Stored entries
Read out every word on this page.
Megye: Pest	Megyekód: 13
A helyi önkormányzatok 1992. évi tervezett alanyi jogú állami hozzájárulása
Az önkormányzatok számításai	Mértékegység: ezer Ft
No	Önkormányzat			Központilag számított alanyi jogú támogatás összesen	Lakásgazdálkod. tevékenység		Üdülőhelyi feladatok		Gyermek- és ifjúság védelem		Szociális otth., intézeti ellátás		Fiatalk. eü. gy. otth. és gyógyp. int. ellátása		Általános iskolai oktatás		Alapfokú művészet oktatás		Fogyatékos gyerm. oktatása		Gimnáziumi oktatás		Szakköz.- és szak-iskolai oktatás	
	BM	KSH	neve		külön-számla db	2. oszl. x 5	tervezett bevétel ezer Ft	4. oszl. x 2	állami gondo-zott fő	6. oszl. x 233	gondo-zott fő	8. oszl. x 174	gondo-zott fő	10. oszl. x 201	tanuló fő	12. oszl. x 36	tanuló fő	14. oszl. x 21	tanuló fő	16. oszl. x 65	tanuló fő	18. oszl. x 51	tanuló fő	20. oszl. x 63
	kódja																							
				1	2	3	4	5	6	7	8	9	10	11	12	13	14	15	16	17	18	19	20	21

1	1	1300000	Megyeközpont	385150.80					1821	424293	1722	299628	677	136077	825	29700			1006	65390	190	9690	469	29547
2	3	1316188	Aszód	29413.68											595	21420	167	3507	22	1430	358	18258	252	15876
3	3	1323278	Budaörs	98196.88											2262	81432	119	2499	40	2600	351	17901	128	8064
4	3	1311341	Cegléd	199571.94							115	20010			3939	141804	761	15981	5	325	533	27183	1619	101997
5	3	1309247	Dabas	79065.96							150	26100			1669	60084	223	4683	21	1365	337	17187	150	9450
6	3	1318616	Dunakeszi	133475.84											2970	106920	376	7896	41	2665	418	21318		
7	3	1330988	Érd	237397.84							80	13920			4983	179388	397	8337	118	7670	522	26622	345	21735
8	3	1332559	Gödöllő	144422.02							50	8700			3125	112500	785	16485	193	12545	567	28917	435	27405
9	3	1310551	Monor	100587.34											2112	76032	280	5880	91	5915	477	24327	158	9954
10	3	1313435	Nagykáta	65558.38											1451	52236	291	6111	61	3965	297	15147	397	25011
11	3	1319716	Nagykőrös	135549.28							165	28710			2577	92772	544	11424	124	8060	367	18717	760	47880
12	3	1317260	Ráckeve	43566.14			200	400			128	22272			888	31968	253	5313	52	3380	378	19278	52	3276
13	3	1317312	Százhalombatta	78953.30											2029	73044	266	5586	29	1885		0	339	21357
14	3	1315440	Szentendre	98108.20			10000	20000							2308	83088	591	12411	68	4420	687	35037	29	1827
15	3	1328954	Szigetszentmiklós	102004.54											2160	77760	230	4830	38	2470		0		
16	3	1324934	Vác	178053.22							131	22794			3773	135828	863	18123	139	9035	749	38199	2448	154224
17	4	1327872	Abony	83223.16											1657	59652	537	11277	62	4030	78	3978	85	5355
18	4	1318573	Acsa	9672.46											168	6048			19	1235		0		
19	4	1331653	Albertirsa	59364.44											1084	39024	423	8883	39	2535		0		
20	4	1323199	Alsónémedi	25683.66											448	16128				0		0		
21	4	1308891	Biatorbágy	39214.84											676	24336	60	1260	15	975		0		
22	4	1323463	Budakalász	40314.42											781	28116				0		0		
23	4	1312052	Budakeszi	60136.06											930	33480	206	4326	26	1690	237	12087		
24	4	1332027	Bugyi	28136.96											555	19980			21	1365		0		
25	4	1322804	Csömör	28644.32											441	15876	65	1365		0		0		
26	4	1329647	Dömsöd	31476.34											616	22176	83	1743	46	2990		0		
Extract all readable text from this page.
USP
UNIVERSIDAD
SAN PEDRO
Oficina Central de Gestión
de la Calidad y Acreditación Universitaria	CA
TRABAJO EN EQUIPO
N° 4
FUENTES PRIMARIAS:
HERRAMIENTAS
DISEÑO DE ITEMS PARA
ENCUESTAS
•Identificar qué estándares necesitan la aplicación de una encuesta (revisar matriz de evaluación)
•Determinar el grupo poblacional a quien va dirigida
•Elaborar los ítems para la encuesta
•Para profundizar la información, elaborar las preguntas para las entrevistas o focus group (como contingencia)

-- The problem --
Repeat the entries shown above, every one, word for word.

-- Solution for this task --
Read out every word on this page.
Megye: Pest	Megyekód: 13
A helyi önkormányzatok 1992. évi tervezett alanyi jogú állami hozzájárulása
Az önkormányzatok számításai	Mértékegység: ezer Ft
No	Önkormányzat			Központilag számított alanyi jogú támogatás összesen	Lakásgazdálkod. tevékenység		Üdülőhelyi feladatok		Gyermek- és ifjúság védelem		Szociális otth., intézeti ellátás		Fiatalk. eü. gy. otth. és gyógyp. int. ellátása		Általános iskolai oktatás		Alapfokú művészet oktatás		Fogyatékos gyerm. oktatása		Gimnáziumi oktatás		Szakköz.- és szak-iskolai oktatás	
	BM	KSH	neve		külön-számla db	2. oszl. x 5	tervezett bevétel ezer Ft	4. oszl. x 2	állami gondo-zott fő	6. oszl. x 233	gondo-zott fő	8. oszl. x 174	gondo-zott fő	10. oszl. x 201	tanuló fő	12. oszl. x 36	tanuló fő	14. oszl. x 21	tanuló fő	16. oszl. x 65	tanuló fő	18. oszl. x 51	tanuló fő	20. oszl. x 63
	kódja																							
				1	2	3	4	5	6	7	8	9	10	11	12	13	14	15	16	17	18	19	20	21

1	1	1300000	Megyeközpont	385150.80					1821	424293	1722	299628	677	136077	825	29700			1006	65390	190	9690	469	29547
2	3	1316188	Aszód	29413.68											595	21420	167	3507	22	1430	358	18258	252	15876
3	3	1323278	Budaörs	98196.88											2262	81432	119	2499	40	2600	351	17901	128	8064
4	3	1311341	Cegléd	199571.94							115	20010			3939	141804	761	15981	5	325	533	27183	1619	101997
5	3	1309247	Dabas	79065.96							150	26100			1669	60084	223	4683	21	1365	337	17187	150	9450
6	3	1318616	Dunakeszi	133475.84											2970	106920	376	7896	41	2665	418	21318		
7	3	1330988	Érd	237397.84							80	13920			4983	179388	397	8337	118	7670	522	26622	345	21735
8	3	1332559	Gödöllő	144422.02							50	8700			3125	112500	785	16485	193	12545	567	28917	435	27405
9	3	1310551	Monor	100587.34											2112	76032	280	5880	91	5915	477	24327	158	9954
10	3	1313435	Nagykáta	65558.38											1451	52236	291	6111	61	3965	297	15147	397	25011
11	3	1319716	Nagykőrös	135549.28							165	28710			2577	92772	544	11424	124	8060	367	18717	760	47880
12	3	1317260	Ráckeve	43566.14			200	400			128	22272			888	31968	253	5313	52	3380	378	19278	52	3276
13	3	1317312	Százhalombatta	78953.30											2029	73044	266	5586	29	1885		0	339	21357
14	3	1315440	Szentendre	98108.20			10000	20000							2308	83088	591	12411	68	4420	687	35037	29	1827
15	3	1328954	Szigetszentmiklós	102004.54											2160	77760	230	4830	38	2470		0		
16	3	1324934	Vác	178053.22							131	22794			3773	135828	863	18123	139	9035	749	38199	2448	154224
17	4	1327872	Abony	83223.16											1657	59652	537	11277	62	4030	78	3978	85	5355
18	4	1318573	Acsa	9672.46											168	6048			19	1235		0		
19	4	1331653	Albertirsa	59364.44											1084	39024	423	8883	39	2535		0		
20	4	1323199	Alsónémedi	25683.66											448	16128				0		0		
21	4	1308891	Biatorbágy	39214.84											676	24336	60	1260	15	975		0		
22	4	1323463	Budakalász	40314.42											781	28116				0		0		
23	4	1312052	Budakeszi	60136.06											930	33480	206	4326	26	1690	237	12087		
24	4	1332027	Bugyi	28136.96											555	19980			21	1365		0		
25	4	1322804	Csömör	28644.32											441	15876	65	1365		0		0		
26	4	1329647	Dömsöd	31476.34											616	22176	83	1743	46	2990		0		
Extract all readable text from this page.
USP
UNIVERSIDAD
SAN PEDRO
Oficina Central de Gestión
de la Calidad y Acreditación Universitaria	CA
TRABAJO EN EQUIPO
N° 4
FUENTES PRIMARIAS:
HERRAMIENTAS
DISEÑO DE ITEMS PARA
ENCUESTAS
•Identificar qué estándares necesitan la aplicación de una encuesta (revisar matriz de evaluación)
•Determinar el grupo poblacional a quien va dirigida
•Elaborar los ítems para la encuesta
•Para profundizar la información, elaborar las preguntas para las entrevistas o focus group (como contingencia)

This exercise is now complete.